◆ What is expected
Please make an exact transcription of all the data that follows.

--------------------------------

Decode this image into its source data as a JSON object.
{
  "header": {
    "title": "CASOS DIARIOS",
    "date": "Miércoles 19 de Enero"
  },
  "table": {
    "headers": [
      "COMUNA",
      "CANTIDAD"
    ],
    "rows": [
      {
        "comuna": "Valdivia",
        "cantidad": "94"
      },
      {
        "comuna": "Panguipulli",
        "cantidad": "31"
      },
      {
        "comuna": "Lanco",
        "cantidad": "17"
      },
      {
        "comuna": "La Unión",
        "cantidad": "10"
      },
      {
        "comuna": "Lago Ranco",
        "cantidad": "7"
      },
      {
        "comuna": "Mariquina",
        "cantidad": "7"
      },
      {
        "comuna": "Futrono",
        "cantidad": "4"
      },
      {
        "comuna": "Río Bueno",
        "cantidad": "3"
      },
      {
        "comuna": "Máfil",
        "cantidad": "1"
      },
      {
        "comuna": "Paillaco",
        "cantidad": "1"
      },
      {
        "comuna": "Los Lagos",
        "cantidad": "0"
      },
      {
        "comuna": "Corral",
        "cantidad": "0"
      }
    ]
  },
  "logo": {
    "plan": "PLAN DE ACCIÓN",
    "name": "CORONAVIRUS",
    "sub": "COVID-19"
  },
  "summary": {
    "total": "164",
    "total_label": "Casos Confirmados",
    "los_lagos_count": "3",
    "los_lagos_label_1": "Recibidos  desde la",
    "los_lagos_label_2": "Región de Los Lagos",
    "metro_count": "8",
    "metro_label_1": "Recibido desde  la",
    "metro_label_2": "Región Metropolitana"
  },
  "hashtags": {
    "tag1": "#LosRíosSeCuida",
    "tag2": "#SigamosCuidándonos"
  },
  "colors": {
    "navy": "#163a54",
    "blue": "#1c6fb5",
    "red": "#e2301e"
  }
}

--------------------------------

◆ Written reply
Decode this image into its source data as a JSON object.
{
  "header": {
    "title": "CASOS DIARIOS",
    "date": "Miércoles 19 de Enero"
  },
  "table": {
    "headers": [
      "COMUNA",
      "CANTIDAD"
    ],
    "rows": [
      {
        "comuna": "Valdivia",
        "cantidad": "94"
      },
      {
        "comuna": "Panguipulli",
        "cantidad": "31"
      },
      {
        "comuna": "Lanco",
        "cantidad": "17"
      },
      {
        "comuna": "La Unión",
        "cantidad": "10"
      },
      {
        "comuna": "Lago Ranco",
        "cantidad": "7"
      },
      {
        "comuna": "Mariquina",
        "cantidad": "7"
      },
      {
        "comuna": "Futrono",
        "cantidad": "4"
      },
      {
        "comuna": "Río Bueno",
        "cantidad": "3"
      },
      {
        "comuna": "Máfil",
        "cantidad": "1"
      },
      {
        "comuna": "Paillaco",
        "cantidad": "1"
      },
      {
        "comuna": "Los Lagos",
        "cantidad": "0"
      },
      {
        "comuna": "Corral",
        "cantidad": "0"
      }
    ]
  },
  "logo": {
    "plan": "PLAN DE ACCIÓN",
    "name": "CORONAVIRUS",
    "sub": "COVID-19"
  },
  "summary": {
    "total": "164",
    "total_label": "Casos Confirmados",
    "los_lagos_count": "3",
    "los_lagos_label_1": "Recibidos  desde la",
    "los_lagos_label_2": "Región de Los Lagos",
    "metro_count": "8",
    "metro_label_1": "Recibido desde  la",
    "metro_label_2": "Región Metropolitana"
  },
  "hashtags": {
    "tag1": "#LosRíosSeCuida",
    "tag2": "#SigamosCuidándonos"
  },
  "colors": {
    "navy": "#163a54",
    "blue": "#1c6fb5",
    "red": "#e2301e"
  }
}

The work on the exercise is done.